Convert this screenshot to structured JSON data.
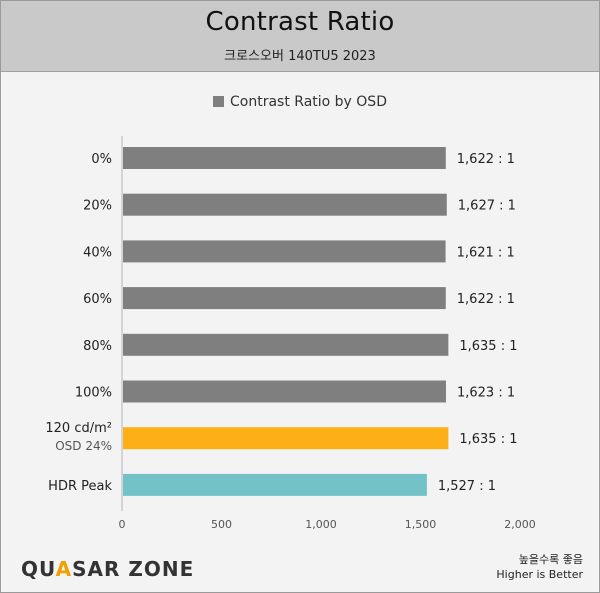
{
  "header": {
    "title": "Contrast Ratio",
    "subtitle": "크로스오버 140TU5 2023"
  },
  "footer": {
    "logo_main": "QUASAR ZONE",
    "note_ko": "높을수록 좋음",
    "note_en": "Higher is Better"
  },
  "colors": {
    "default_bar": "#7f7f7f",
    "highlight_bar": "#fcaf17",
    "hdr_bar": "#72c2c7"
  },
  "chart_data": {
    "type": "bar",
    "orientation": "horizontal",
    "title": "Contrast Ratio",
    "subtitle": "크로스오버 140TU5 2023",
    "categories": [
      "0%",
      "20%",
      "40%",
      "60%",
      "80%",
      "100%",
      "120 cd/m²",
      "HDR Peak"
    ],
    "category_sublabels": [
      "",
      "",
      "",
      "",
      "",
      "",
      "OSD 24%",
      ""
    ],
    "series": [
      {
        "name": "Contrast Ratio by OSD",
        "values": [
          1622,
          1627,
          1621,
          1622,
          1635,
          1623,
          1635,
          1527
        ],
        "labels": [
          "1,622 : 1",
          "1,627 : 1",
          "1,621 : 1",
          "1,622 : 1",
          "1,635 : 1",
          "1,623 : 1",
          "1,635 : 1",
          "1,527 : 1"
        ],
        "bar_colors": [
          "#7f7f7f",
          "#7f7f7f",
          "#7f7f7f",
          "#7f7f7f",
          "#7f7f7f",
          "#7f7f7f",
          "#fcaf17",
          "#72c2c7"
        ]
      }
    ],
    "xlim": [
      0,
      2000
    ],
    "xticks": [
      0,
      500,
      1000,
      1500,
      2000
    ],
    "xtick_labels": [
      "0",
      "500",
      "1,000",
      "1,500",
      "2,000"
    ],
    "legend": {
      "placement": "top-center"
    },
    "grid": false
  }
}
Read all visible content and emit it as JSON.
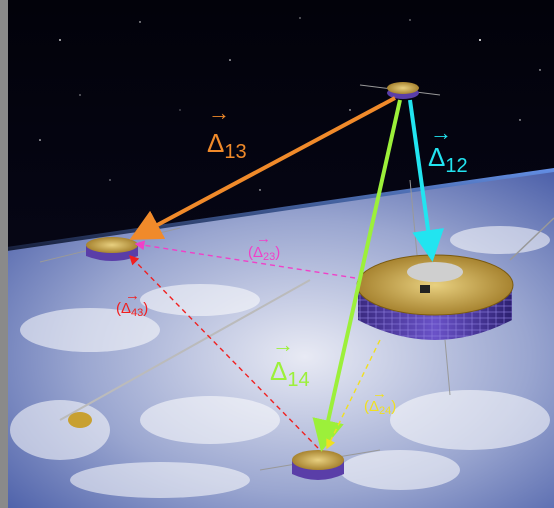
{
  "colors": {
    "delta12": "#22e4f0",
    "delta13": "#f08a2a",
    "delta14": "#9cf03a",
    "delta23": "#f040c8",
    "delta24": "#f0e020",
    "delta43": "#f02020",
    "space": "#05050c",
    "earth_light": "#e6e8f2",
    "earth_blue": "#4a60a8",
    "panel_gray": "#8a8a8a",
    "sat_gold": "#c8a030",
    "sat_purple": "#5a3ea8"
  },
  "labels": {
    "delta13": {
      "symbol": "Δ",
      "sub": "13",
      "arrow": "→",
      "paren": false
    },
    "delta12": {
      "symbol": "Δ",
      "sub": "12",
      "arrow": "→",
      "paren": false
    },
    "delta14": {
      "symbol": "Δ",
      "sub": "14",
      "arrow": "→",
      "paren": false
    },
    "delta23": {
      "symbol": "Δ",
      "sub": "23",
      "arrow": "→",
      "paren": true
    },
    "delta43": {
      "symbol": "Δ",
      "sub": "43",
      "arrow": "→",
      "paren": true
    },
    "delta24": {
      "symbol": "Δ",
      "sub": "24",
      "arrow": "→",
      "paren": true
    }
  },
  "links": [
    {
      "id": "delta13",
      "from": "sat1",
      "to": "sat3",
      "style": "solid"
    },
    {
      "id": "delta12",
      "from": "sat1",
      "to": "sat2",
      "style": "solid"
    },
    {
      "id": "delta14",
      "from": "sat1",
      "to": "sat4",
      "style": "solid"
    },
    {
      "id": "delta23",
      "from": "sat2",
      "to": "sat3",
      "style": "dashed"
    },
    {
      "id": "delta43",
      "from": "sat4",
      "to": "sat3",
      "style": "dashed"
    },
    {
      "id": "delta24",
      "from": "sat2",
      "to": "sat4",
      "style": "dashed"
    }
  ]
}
——————————
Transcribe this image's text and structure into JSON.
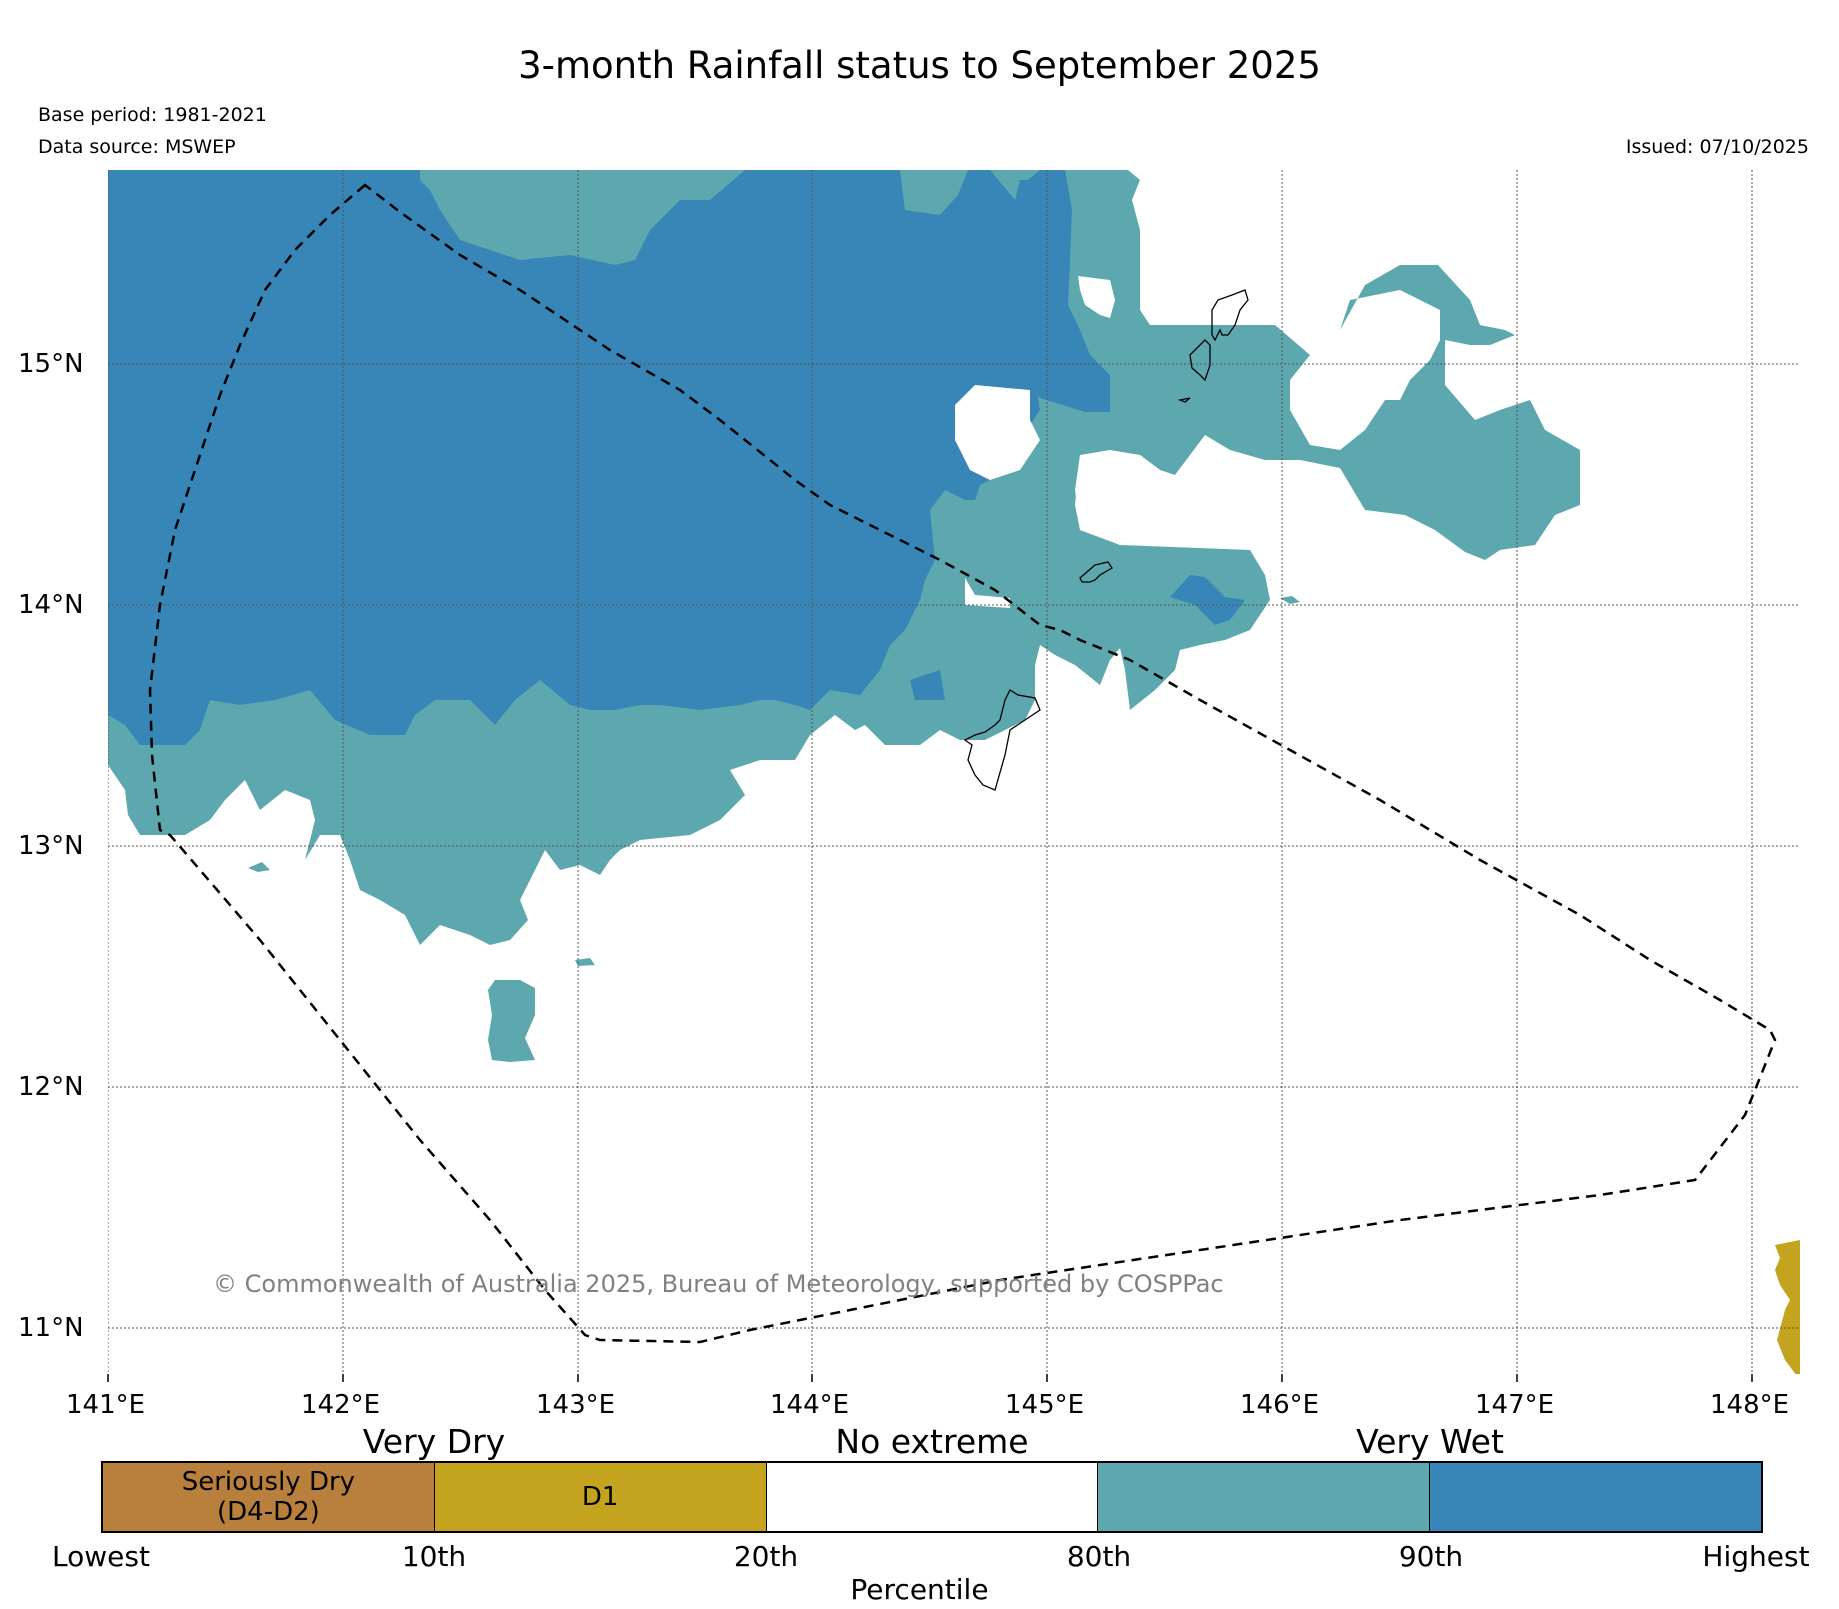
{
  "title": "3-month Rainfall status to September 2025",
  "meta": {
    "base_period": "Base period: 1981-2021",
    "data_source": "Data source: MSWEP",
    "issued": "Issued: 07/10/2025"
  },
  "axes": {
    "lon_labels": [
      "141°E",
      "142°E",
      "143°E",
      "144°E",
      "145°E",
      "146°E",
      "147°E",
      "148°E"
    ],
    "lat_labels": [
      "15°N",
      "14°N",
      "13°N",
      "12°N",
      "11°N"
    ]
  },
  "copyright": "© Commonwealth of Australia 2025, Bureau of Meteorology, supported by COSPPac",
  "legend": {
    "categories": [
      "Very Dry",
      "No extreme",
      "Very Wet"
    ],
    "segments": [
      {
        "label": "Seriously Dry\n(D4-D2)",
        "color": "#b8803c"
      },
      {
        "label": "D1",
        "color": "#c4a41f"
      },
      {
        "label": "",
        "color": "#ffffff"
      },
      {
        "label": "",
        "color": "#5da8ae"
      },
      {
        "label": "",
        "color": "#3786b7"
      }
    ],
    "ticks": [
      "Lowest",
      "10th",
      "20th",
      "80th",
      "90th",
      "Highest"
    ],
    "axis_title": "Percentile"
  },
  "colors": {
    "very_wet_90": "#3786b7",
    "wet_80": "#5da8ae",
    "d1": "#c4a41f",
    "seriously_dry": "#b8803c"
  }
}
——————————
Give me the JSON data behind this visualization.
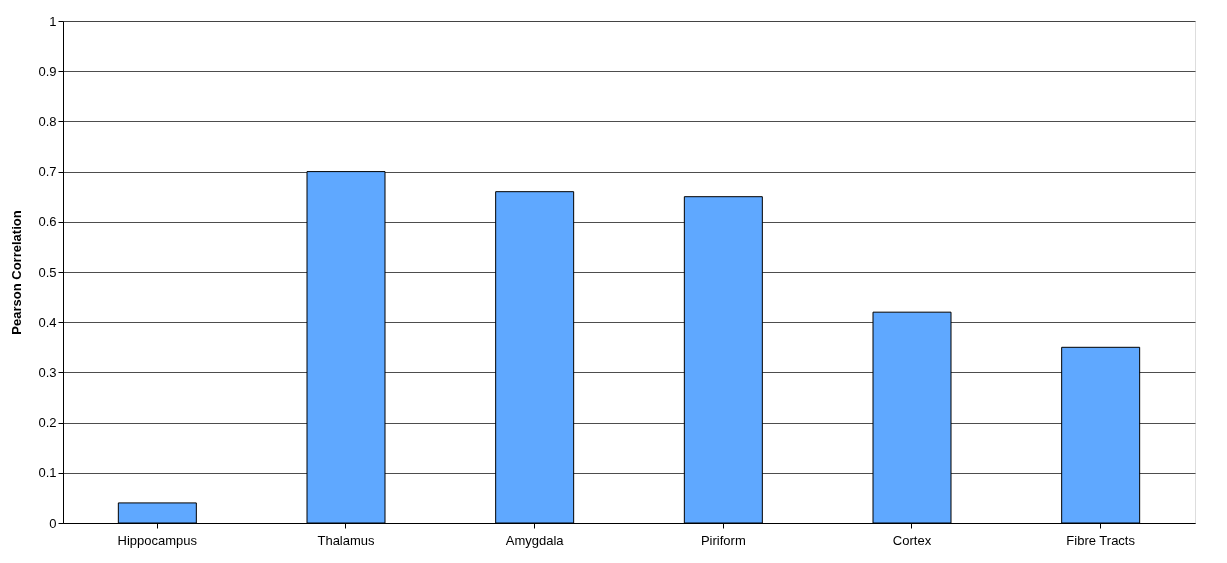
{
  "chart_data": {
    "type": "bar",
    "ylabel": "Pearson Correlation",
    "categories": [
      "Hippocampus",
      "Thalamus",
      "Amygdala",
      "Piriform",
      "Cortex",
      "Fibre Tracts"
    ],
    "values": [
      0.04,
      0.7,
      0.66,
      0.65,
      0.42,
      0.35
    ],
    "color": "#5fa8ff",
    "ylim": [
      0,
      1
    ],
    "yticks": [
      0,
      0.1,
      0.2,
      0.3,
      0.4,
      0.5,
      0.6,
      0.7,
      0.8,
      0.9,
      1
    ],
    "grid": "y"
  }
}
——————————
§ **Exercise description**
Read through the lines above and collect those that contain the string "크로스오버".

§ **Final result**
    "subtitle": "크로스오버 140TU5 2023"
    "subtitle": "크로스오버 140TU5 2023",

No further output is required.